----- EXERCISE MATERIAL

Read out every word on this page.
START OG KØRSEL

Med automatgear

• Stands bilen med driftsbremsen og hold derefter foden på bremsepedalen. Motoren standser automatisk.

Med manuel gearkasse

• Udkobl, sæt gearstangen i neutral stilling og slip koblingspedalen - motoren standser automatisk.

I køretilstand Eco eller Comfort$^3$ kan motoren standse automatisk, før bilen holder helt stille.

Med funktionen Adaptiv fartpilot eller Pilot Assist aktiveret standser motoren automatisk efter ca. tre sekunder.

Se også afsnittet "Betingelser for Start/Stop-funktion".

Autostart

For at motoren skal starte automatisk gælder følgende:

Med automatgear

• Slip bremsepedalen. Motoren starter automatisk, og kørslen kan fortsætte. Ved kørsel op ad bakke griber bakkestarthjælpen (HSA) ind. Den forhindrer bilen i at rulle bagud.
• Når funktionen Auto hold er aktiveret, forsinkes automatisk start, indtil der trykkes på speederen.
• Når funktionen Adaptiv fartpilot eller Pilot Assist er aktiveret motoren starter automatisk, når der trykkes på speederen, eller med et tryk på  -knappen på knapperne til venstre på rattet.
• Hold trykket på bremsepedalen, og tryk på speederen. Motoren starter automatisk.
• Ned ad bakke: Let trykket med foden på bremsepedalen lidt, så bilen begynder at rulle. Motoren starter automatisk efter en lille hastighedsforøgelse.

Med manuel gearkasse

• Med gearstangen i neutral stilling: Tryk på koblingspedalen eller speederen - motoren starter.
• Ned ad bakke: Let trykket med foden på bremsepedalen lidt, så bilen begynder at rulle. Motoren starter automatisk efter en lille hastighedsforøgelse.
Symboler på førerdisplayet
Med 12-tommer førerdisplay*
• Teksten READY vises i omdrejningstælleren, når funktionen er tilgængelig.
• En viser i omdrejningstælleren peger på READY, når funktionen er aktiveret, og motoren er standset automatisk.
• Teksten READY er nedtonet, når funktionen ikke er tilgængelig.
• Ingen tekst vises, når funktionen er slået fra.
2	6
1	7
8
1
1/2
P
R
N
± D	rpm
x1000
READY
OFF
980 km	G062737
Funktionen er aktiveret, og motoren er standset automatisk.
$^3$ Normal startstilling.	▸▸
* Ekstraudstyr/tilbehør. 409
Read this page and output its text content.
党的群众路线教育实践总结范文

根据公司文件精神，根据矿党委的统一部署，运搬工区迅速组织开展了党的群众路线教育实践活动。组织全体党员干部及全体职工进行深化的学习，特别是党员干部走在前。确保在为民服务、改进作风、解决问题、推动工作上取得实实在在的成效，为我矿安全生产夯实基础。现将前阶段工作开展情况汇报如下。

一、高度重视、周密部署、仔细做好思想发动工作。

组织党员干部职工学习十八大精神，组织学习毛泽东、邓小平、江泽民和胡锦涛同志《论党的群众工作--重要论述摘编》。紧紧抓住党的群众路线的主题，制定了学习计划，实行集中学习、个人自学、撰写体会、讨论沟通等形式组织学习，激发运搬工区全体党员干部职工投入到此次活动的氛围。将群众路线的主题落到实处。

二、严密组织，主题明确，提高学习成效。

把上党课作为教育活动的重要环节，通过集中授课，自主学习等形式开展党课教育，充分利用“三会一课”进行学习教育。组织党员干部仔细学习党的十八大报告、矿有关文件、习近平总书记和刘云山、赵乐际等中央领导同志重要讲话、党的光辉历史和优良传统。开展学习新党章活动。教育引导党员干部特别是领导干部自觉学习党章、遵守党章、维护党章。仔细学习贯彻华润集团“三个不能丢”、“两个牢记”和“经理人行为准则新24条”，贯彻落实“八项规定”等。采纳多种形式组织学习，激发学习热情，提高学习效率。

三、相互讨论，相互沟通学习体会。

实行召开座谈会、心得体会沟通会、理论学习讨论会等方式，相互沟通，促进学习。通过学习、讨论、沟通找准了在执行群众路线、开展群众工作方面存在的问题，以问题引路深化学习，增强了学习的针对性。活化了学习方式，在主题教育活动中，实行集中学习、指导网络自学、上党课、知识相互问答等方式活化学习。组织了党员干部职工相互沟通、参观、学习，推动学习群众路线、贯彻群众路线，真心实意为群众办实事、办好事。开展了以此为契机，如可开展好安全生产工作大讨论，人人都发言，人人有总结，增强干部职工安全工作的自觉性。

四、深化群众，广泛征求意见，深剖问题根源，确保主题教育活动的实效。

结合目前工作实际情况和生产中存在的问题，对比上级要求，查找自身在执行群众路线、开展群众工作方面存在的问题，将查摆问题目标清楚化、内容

----------
----- EXERCISE MATERIAL

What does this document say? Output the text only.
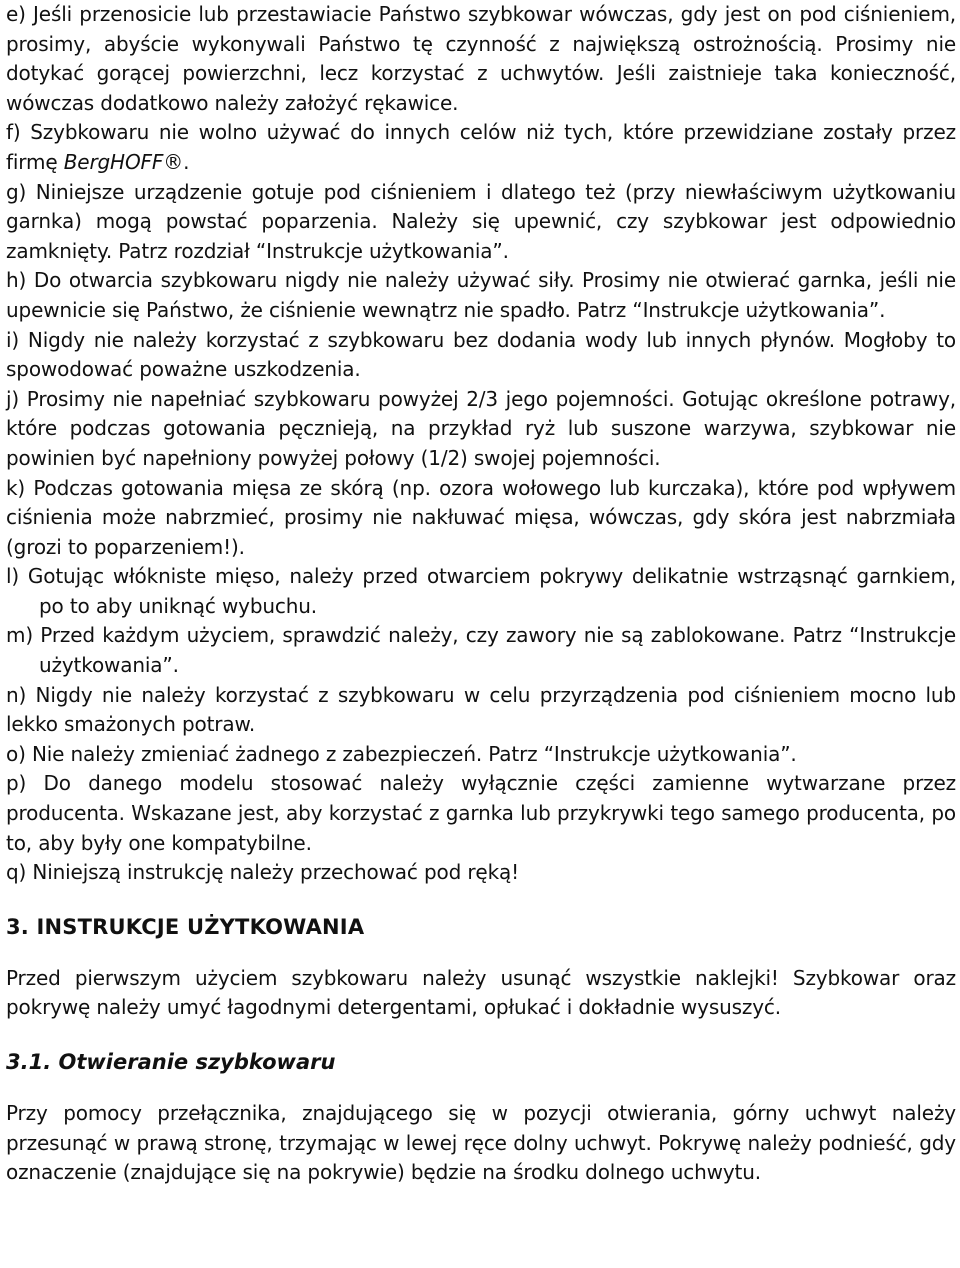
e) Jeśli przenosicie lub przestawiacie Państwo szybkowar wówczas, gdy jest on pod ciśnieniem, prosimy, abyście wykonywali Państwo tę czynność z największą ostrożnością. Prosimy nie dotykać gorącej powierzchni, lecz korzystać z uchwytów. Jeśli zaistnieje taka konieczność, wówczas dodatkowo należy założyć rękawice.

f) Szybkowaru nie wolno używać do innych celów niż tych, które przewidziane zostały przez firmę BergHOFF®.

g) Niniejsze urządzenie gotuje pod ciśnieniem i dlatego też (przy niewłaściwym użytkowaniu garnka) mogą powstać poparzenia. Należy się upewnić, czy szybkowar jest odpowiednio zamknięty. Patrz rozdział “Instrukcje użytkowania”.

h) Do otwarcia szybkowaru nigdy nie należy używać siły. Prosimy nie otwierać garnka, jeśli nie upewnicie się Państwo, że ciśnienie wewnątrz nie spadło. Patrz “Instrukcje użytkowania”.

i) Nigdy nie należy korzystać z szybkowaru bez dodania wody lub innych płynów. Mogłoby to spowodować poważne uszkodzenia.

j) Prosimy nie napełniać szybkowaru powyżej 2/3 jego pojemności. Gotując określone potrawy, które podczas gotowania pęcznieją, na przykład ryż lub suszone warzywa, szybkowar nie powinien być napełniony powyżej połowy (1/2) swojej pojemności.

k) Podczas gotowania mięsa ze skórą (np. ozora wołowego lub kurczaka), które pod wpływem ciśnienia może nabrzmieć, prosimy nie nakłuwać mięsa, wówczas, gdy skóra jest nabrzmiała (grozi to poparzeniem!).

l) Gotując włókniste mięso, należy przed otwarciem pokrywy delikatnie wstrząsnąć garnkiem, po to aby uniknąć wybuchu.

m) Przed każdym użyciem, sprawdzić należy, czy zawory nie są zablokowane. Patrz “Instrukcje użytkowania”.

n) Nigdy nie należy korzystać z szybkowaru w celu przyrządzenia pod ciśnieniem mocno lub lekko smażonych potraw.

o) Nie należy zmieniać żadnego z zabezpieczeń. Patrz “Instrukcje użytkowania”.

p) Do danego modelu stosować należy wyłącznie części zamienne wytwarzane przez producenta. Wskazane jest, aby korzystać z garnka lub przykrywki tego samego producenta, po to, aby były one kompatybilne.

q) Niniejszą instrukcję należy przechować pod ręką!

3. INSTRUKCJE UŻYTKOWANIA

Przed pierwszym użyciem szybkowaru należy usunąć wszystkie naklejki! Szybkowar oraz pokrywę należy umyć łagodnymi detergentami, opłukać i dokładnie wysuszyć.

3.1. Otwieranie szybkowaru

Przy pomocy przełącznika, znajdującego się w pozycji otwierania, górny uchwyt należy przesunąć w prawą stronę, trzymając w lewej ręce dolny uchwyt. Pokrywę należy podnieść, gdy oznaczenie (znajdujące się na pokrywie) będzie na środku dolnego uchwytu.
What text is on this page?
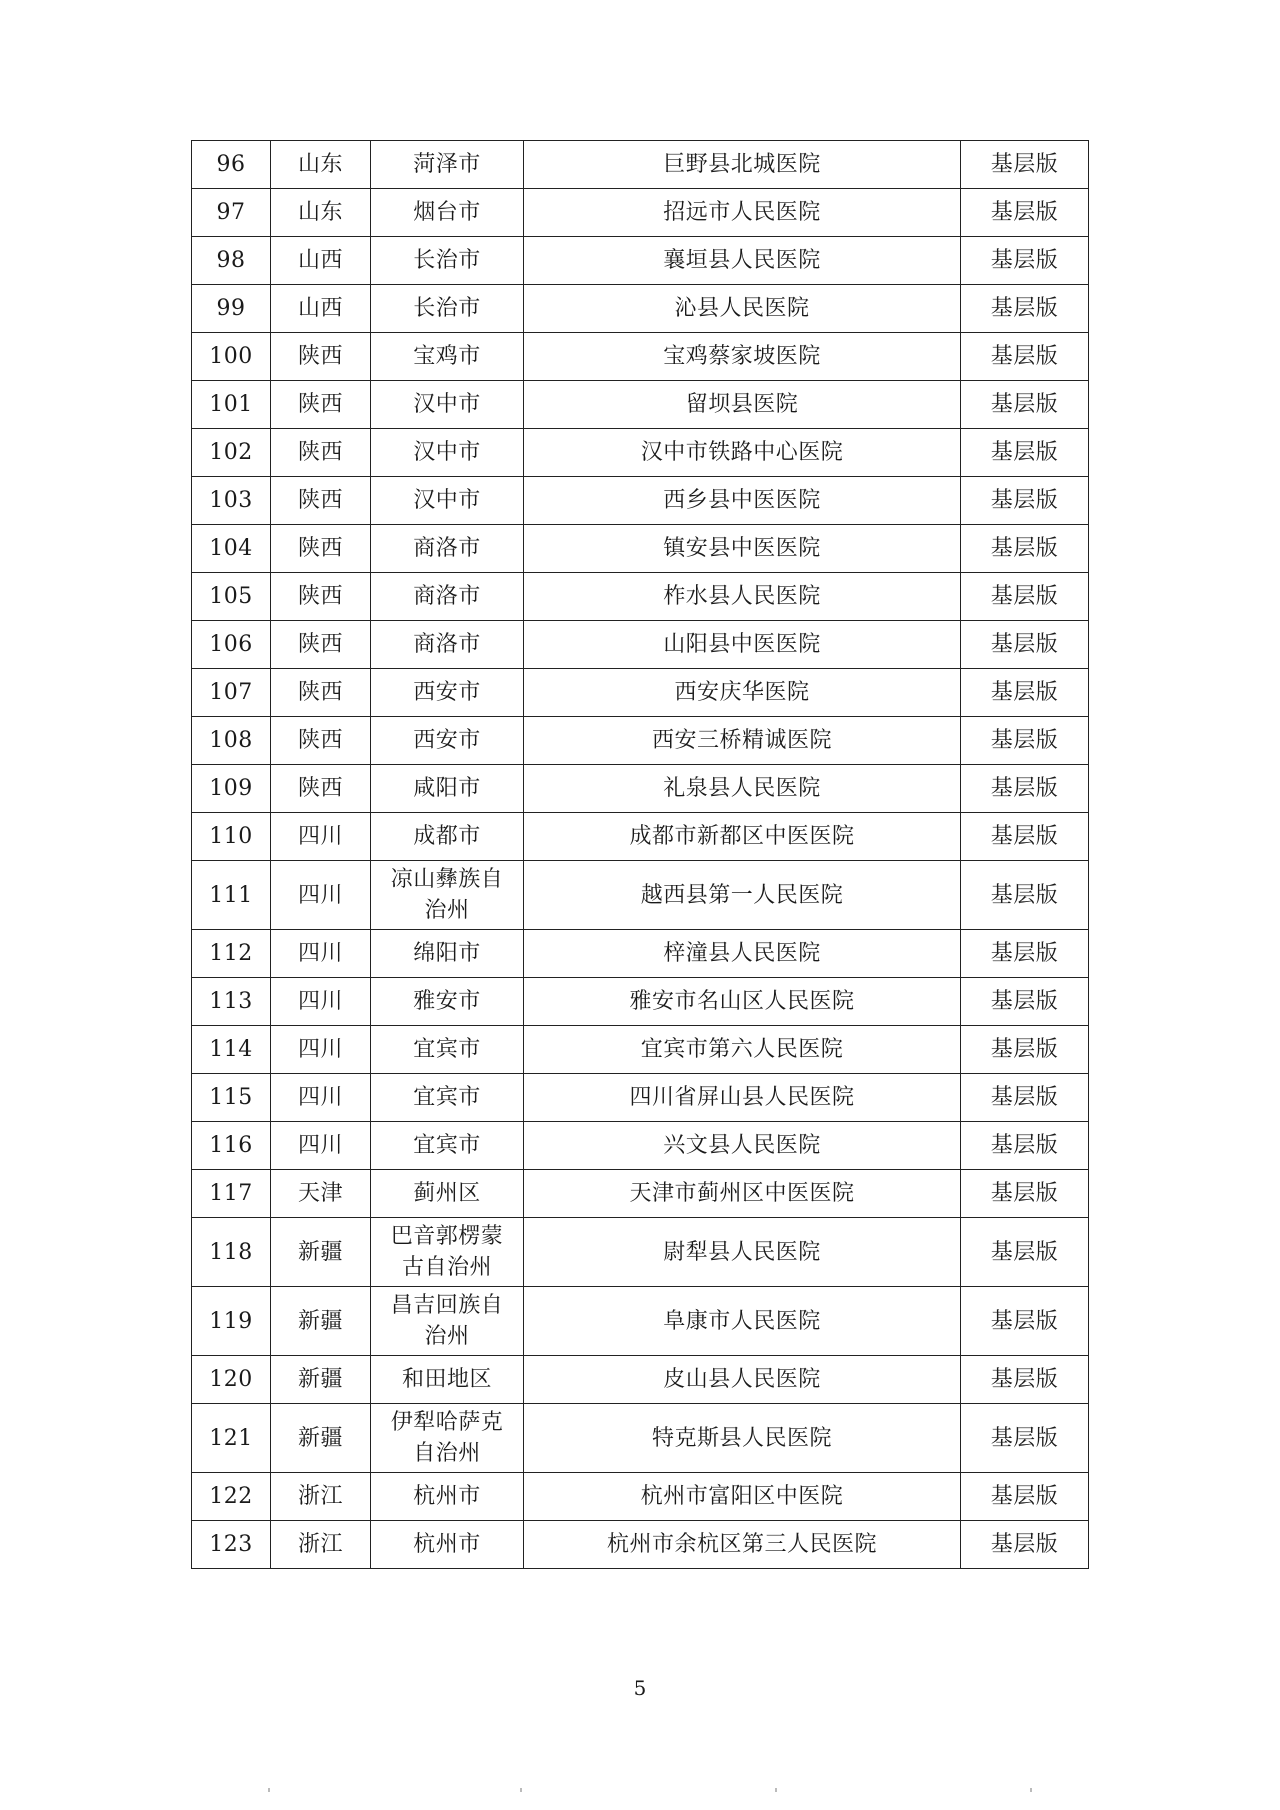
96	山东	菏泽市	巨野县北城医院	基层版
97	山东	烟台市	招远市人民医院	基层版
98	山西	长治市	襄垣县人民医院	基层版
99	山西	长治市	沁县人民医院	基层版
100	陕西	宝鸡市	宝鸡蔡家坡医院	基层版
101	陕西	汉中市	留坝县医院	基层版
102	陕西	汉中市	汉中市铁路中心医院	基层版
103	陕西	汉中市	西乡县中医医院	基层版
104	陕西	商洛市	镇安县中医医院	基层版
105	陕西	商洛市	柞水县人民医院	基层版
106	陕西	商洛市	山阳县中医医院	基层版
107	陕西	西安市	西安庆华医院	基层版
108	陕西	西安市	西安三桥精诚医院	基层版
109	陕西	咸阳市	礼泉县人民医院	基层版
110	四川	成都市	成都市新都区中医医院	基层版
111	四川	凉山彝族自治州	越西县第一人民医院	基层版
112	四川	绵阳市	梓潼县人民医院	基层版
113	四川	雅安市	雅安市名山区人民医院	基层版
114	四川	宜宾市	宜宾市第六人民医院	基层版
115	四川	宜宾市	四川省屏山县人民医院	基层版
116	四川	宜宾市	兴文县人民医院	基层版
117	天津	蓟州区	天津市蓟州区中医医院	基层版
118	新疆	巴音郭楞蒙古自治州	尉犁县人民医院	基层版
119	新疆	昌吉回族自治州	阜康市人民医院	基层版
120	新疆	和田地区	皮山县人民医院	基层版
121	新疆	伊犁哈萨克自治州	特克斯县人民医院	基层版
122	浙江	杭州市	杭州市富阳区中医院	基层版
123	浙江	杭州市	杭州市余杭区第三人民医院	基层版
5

----------
----- EXERCISE MATERIAL

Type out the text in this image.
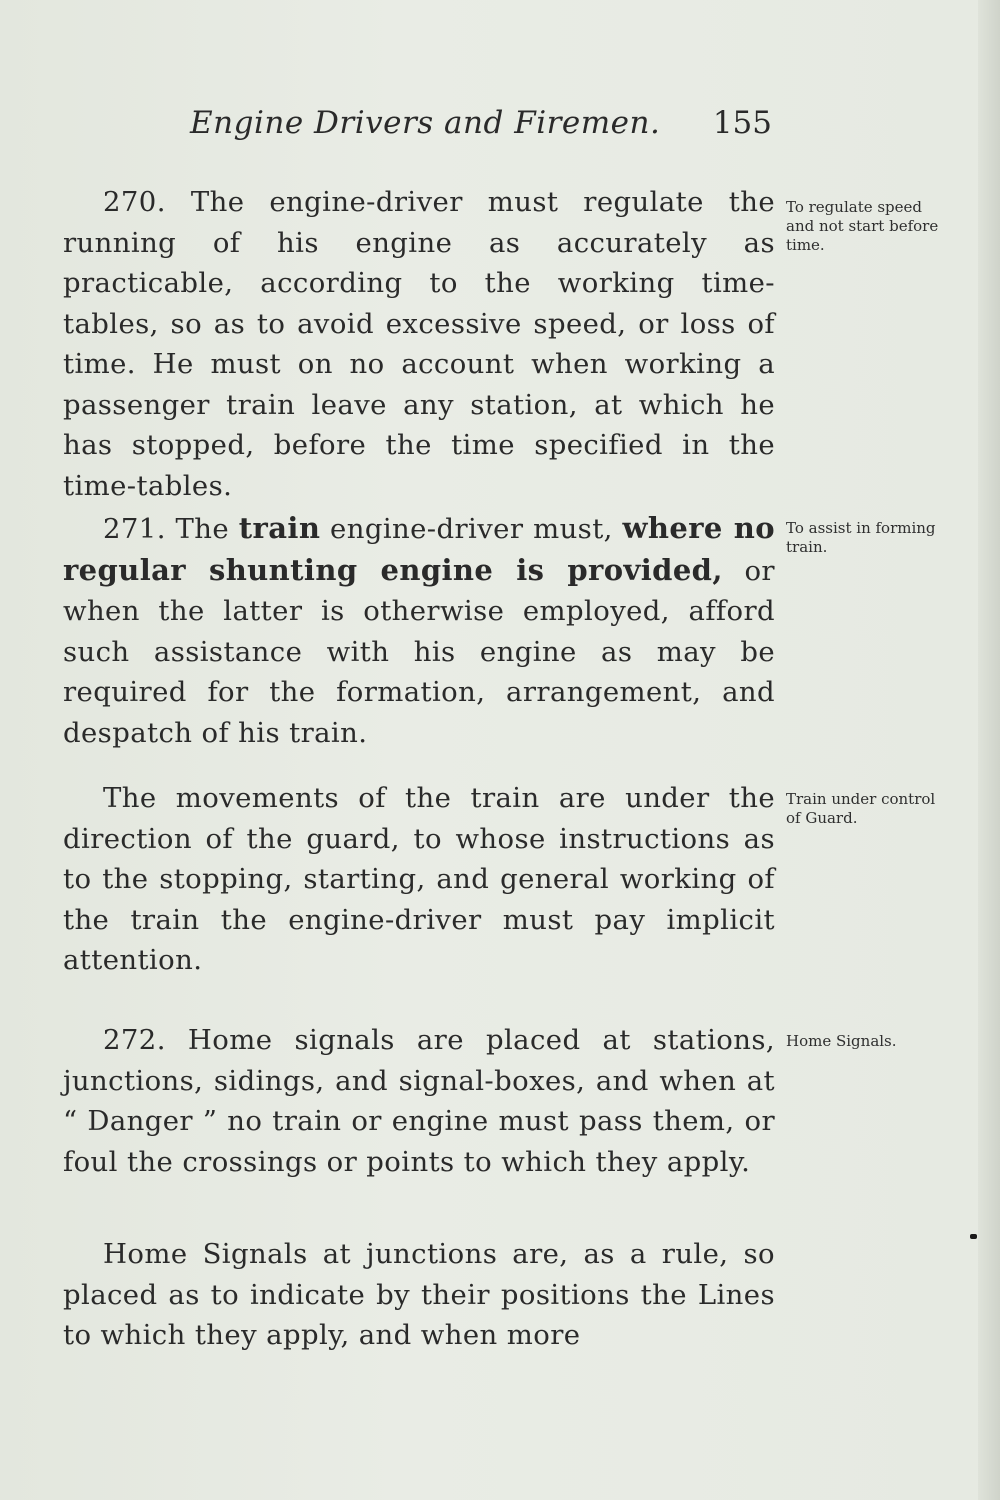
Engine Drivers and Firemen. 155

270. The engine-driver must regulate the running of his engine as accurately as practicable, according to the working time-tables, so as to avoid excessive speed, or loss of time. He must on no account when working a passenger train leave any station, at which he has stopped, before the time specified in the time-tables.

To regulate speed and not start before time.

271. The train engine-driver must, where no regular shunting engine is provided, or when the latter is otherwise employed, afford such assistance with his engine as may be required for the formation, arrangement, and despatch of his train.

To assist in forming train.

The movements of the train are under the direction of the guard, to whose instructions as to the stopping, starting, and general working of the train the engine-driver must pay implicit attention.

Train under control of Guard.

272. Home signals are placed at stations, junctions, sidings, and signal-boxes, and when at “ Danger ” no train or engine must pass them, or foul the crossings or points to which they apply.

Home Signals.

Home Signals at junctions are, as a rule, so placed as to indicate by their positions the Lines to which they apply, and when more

----------

▶ [INSTRUCTION]
Copy each line of the entries that includes the word "this".

▶ [WRITTEN SOLUTION]
Read out every word on this page.
Read this page and output its text content.
What does this document say? Output the text only.
What text is on this page?
Type out the text in this image.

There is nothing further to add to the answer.